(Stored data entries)
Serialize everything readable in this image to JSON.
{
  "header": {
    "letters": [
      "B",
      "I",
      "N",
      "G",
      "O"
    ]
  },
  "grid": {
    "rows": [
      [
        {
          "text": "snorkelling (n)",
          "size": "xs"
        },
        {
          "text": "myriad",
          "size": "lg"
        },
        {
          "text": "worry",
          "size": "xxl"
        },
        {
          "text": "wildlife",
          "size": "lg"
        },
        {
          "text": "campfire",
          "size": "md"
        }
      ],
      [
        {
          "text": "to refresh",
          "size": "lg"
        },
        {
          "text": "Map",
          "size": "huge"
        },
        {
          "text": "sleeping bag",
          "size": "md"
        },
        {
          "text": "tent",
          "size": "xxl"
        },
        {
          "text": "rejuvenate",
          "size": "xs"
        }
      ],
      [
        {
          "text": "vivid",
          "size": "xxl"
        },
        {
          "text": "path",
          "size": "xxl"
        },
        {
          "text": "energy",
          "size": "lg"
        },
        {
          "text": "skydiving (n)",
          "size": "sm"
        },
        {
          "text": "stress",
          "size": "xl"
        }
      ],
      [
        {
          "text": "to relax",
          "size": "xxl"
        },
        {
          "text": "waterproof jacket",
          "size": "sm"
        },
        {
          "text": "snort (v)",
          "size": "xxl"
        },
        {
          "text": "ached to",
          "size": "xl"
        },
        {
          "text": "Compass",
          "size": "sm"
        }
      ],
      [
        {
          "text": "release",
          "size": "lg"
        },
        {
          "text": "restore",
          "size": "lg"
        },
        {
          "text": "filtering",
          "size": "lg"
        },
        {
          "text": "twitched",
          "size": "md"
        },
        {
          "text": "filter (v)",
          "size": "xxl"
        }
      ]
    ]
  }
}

§ THE EXERCISE:
Print the complete listing again, exactly as it stands.

§ EXPECTED OUTPUT:
Serialize everything readable in this image to JSON.
{
  "header": {
    "letters": [
      "B",
      "I",
      "N",
      "G",
      "O"
    ]
  },
  "grid": {
    "rows": [
      [
        {
          "text": "snorkelling (n)",
          "size": "xs"
        },
        {
          "text": "myriad",
          "size": "lg"
        },
        {
          "text": "worry",
          "size": "xxl"
        },
        {
          "text": "wildlife",
          "size": "lg"
        },
        {
          "text": "campfire",
          "size": "md"
        }
      ],
      [
        {
          "text": "to refresh",
          "size": "lg"
        },
        {
          "text": "Map",
          "size": "huge"
        },
        {
          "text": "sleeping bag",
          "size": "md"
        },
        {
          "text": "tent",
          "size": "xxl"
        },
        {
          "text": "rejuvenate",
          "size": "xs"
        }
      ],
      [
        {
          "text": "vivid",
          "size": "xxl"
        },
        {
          "text": "path",
          "size": "xxl"
        },
        {
          "text": "energy",
          "size": "lg"
        },
        {
          "text": "skydiving (n)",
          "size": "sm"
        },
        {
          "text": "stress",
          "size": "xl"
        }
      ],
      [
        {
          "text": "to relax",
          "size": "xxl"
        },
        {
          "text": "waterproof jacket",
          "size": "sm"
        },
        {
          "text": "snort (v)",
          "size": "xxl"
        },
        {
          "text": "ached to",
          "size": "xl"
        },
        {
          "text": "Compass",
          "size": "sm"
        }
      ],
      [
        {
          "text": "release",
          "size": "lg"
        },
        {
          "text": "restore",
          "size": "lg"
        },
        {
          "text": "filtering",
          "size": "lg"
        },
        {
          "text": "twitched",
          "size": "md"
        },
        {
          "text": "filter (v)",
          "size": "xxl"
        }
      ]
    ]
  }
}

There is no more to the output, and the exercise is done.